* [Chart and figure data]
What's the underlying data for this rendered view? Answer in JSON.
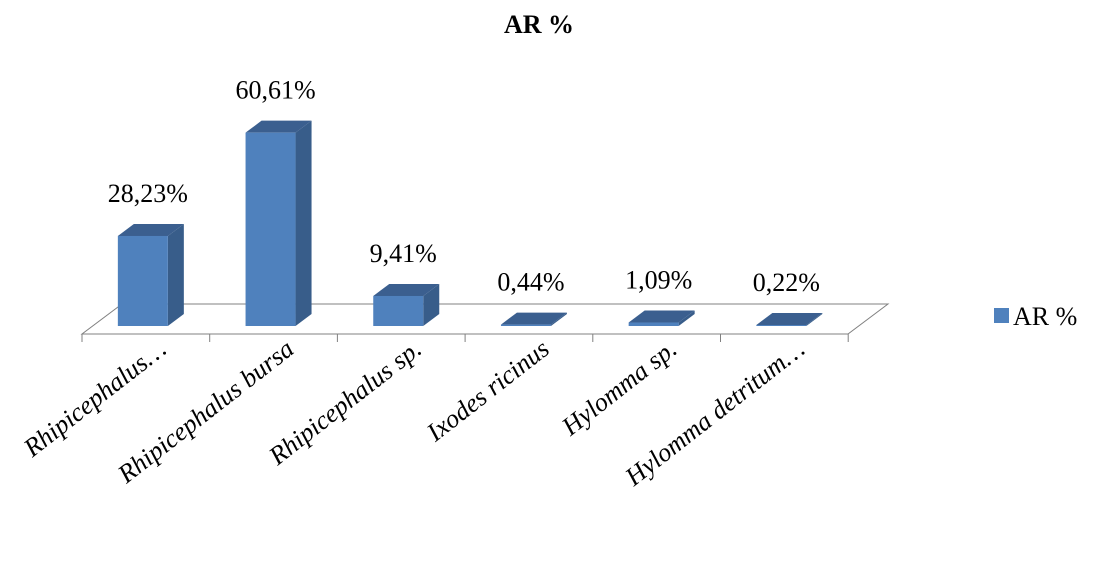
{
  "chart_data": {
    "type": "bar",
    "title": "AR %",
    "categories": [
      "Rhipicephalus…",
      "Rhipicephalus bursa",
      "Rhipicephalus sp.",
      "Ixodes ricinus",
      "Hylomma sp.",
      "Hylomma detritum…"
    ],
    "series": [
      {
        "name": "AR %",
        "values": [
          28.23,
          60.61,
          9.41,
          0.44,
          1.09,
          0.22
        ],
        "labels": [
          "28,23%",
          "60,61%",
          "9,41%",
          "0,44%",
          "1,09%",
          "0,22%"
        ]
      }
    ],
    "xlabel": "",
    "ylabel": "",
    "grid": false,
    "legend": "right",
    "three_d": true,
    "colors": {
      "bar_front": "#4F81BD",
      "bar_side": "#385D8A",
      "bar_top": "#3B5F8F",
      "floor_line": "#808080"
    }
  }
}
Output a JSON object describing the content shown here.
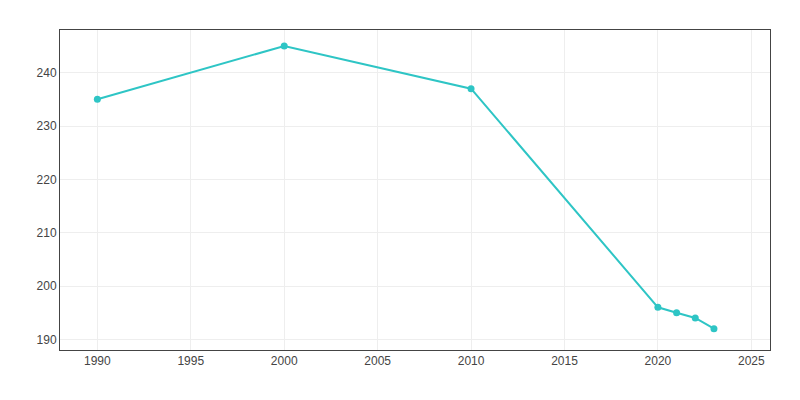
{
  "chart_data": {
    "type": "line",
    "x": [
      1990,
      2000,
      2010,
      2020,
      2021,
      2022,
      2023
    ],
    "values": [
      235,
      245,
      237,
      196,
      195,
      194,
      192
    ],
    "color": "#2ec5c5",
    "marker": "circle",
    "xlim": [
      1988,
      2026
    ],
    "ylim": [
      188,
      248
    ],
    "xticks": [
      1990,
      1995,
      2000,
      2005,
      2010,
      2015,
      2020,
      2025
    ],
    "yticks": [
      190,
      200,
      210,
      220,
      230,
      240
    ],
    "grid": true
  }
}
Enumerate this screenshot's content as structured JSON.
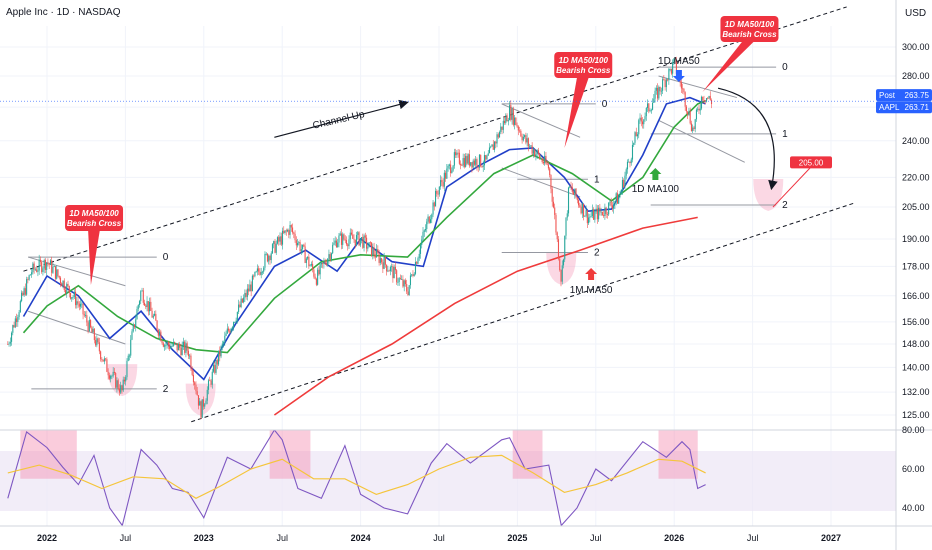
{
  "header": {
    "title": "Apple Inc · 1D · NASDAQ",
    "currency": "USD"
  },
  "colors": {
    "up": "#26a69a",
    "down": "#ef5350",
    "ma50": "#2140c8",
    "ma100": "#33a83d",
    "ma_1m": "#ef3b3b",
    "rsi": "#7e57c2",
    "rsi_ma": "#f5c53b",
    "callout": "#ef3340",
    "rsi_band": "#ede7f6",
    "pink_zone": "#f48fb1"
  },
  "chart_data": [
    {
      "type": "line",
      "title": "Apple Inc · 1D · NASDAQ",
      "price_axis": [
        300,
        280,
        260,
        240,
        220,
        205,
        190,
        178,
        166,
        156,
        148,
        140,
        132,
        125
      ],
      "time_axis": [
        "2022",
        "Jul",
        "2023",
        "Jul",
        "2024",
        "Jul",
        "2025",
        "Jul",
        "2026",
        "Jul",
        "2027"
      ],
      "scale": "log",
      "price_tags": [
        {
          "label": "Post",
          "value": 263.75
        },
        {
          "label": "AAPL",
          "value": 263.71
        },
        {
          "label": "",
          "value": 205.0
        }
      ],
      "series": [
        {
          "name": "1D MA50",
          "values": [
            [
              2021.85,
              158
            ],
            [
              2022.0,
              174
            ],
            [
              2022.2,
              166
            ],
            [
              2022.4,
              150
            ],
            [
              2022.6,
              160
            ],
            [
              2022.8,
              146
            ],
            [
              2023.0,
              136
            ],
            [
              2023.2,
              155
            ],
            [
              2023.45,
              178
            ],
            [
              2023.65,
              185
            ],
            [
              2023.85,
              176
            ],
            [
              2024.0,
              190
            ],
            [
              2024.2,
              180
            ],
            [
              2024.4,
              178
            ],
            [
              2024.55,
              215
            ],
            [
              2024.75,
              226
            ],
            [
              2024.95,
              235
            ],
            [
              2025.1,
              236
            ],
            [
              2025.3,
              220
            ],
            [
              2025.45,
              203
            ],
            [
              2025.6,
              204
            ],
            [
              2025.8,
              232
            ],
            [
              2025.95,
              262
            ],
            [
              2026.1,
              266
            ],
            [
              2026.2,
              262
            ]
          ]
        },
        {
          "name": "1D MA100",
          "values": [
            [
              2021.85,
              152
            ],
            [
              2022.0,
              162
            ],
            [
              2022.2,
              170
            ],
            [
              2022.45,
              158
            ],
            [
              2022.7,
              150
            ],
            [
              2022.95,
              146
            ],
            [
              2023.15,
              145
            ],
            [
              2023.45,
              165
            ],
            [
              2023.75,
              180
            ],
            [
              2024.0,
              183
            ],
            [
              2024.3,
              182
            ],
            [
              2024.55,
              200
            ],
            [
              2024.85,
              222
            ],
            [
              2025.1,
              232
            ],
            [
              2025.35,
              222
            ],
            [
              2025.6,
              208
            ],
            [
              2025.8,
              220
            ],
            [
              2026.0,
              248
            ],
            [
              2026.15,
              262
            ],
            [
              2026.2,
              264
            ]
          ]
        },
        {
          "name": "1M MA50",
          "values": [
            [
              2023.45,
              125
            ],
            [
              2023.8,
              137
            ],
            [
              2024.2,
              148
            ],
            [
              2024.6,
              163
            ],
            [
              2025.0,
              176
            ],
            [
              2025.4,
              185
            ],
            [
              2025.8,
              195
            ],
            [
              2026.15,
              200
            ]
          ]
        },
        {
          "name": "Price",
          "values": [
            [
              2021.75,
              148
            ],
            [
              2021.9,
              176
            ],
            [
              2022.0,
              180
            ],
            [
              2022.2,
              163
            ],
            [
              2022.38,
              140
            ],
            [
              2022.48,
              132
            ],
            [
              2022.6,
              168
            ],
            [
              2022.75,
              148
            ],
            [
              2022.9,
              146
            ],
            [
              2022.98,
              126
            ],
            [
              2023.15,
              152
            ],
            [
              2023.4,
              182
            ],
            [
              2023.55,
              195
            ],
            [
              2023.72,
              173
            ],
            [
              2023.85,
              190
            ],
            [
              2024.0,
              190
            ],
            [
              2024.2,
              176
            ],
            [
              2024.3,
              168
            ],
            [
              2024.5,
              215
            ],
            [
              2024.6,
              230
            ],
            [
              2024.8,
              228
            ],
            [
              2024.95,
              258
            ],
            [
              2025.05,
              240
            ],
            [
              2025.2,
              225
            ],
            [
              2025.28,
              172
            ],
            [
              2025.33,
              215
            ],
            [
              2025.45,
              200
            ],
            [
              2025.55,
              203
            ],
            [
              2025.65,
              210
            ],
            [
              2025.78,
              250
            ],
            [
              2025.9,
              270
            ],
            [
              2026.0,
              288
            ],
            [
              2026.05,
              272
            ],
            [
              2026.12,
              246
            ],
            [
              2026.18,
              268
            ],
            [
              2026.24,
              263.71
            ]
          ]
        }
      ]
    },
    {
      "type": "line",
      "title": "",
      "rsi_axis": [
        80,
        60,
        40
      ],
      "series": [
        {
          "name": "RSI",
          "values": [
            [
              2021.75,
              45
            ],
            [
              2021.87,
              79
            ],
            [
              2022.0,
              71
            ],
            [
              2022.1,
              61
            ],
            [
              2022.2,
              52
            ],
            [
              2022.3,
              67
            ],
            [
              2022.4,
              40
            ],
            [
              2022.48,
              31
            ],
            [
              2022.6,
              70
            ],
            [
              2022.7,
              62
            ],
            [
              2022.8,
              50
            ],
            [
              2022.9,
              48
            ],
            [
              2023.0,
              35
            ],
            [
              2023.15,
              66
            ],
            [
              2023.3,
              60
            ],
            [
              2023.45,
              80
            ],
            [
              2023.5,
              75
            ],
            [
              2023.6,
              50
            ],
            [
              2023.75,
              45
            ],
            [
              2023.9,
              72
            ],
            [
              2024.0,
              47
            ],
            [
              2024.15,
              40
            ],
            [
              2024.3,
              37
            ],
            [
              2024.45,
              63
            ],
            [
              2024.55,
              73
            ],
            [
              2024.7,
              63
            ],
            [
              2024.9,
              75
            ],
            [
              2024.95,
              76
            ],
            [
              2025.05,
              60
            ],
            [
              2025.2,
              62
            ],
            [
              2025.28,
              31
            ],
            [
              2025.38,
              40
            ],
            [
              2025.5,
              60
            ],
            [
              2025.6,
              54
            ],
            [
              2025.8,
              74
            ],
            [
              2025.95,
              66
            ],
            [
              2026.05,
              74
            ],
            [
              2026.1,
              70
            ],
            [
              2026.15,
              50
            ],
            [
              2026.2,
              52
            ]
          ]
        },
        {
          "name": "RSI MA",
          "values": [
            [
              2021.75,
              58
            ],
            [
              2021.95,
              62
            ],
            [
              2022.15,
              57
            ],
            [
              2022.35,
              50
            ],
            [
              2022.55,
              56
            ],
            [
              2022.75,
              55
            ],
            [
              2022.95,
              45
            ],
            [
              2023.1,
              51
            ],
            [
              2023.3,
              60
            ],
            [
              2023.5,
              65
            ],
            [
              2023.7,
              55
            ],
            [
              2023.9,
              55
            ],
            [
              2024.1,
              47
            ],
            [
              2024.3,
              52
            ],
            [
              2024.5,
              60
            ],
            [
              2024.7,
              66
            ],
            [
              2024.9,
              67
            ],
            [
              2025.1,
              58
            ],
            [
              2025.3,
              48
            ],
            [
              2025.5,
              52
            ],
            [
              2025.7,
              58
            ],
            [
              2025.9,
              65
            ],
            [
              2026.05,
              64
            ],
            [
              2026.2,
              58
            ]
          ]
        }
      ]
    }
  ],
  "annotations": {
    "channel_label": "Channel Up",
    "callouts": [
      {
        "line1": "1D MA50/100",
        "line2": "Bearish Cross"
      },
      {
        "line1": "1D MA50/100",
        "line2": "Bearish Cross"
      },
      {
        "line1": "1D MA50/100",
        "line2": "Bearish Cross"
      }
    ],
    "arrow_labels": {
      "ma50_top": "1D MA50",
      "ma100": "1D MA100",
      "ma50_1m": "1M MA50"
    },
    "fib_labels": [
      "0",
      "2",
      "0",
      "1",
      "2",
      "0",
      "1",
      "2"
    ]
  }
}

* [Set exercise] Find each line holding "NASDAQ". Copy it out.

* [Task answer]
    "title": "Apple Inc · 1D · NASDAQ",
      "title": "Apple Inc · 1D · NASDAQ",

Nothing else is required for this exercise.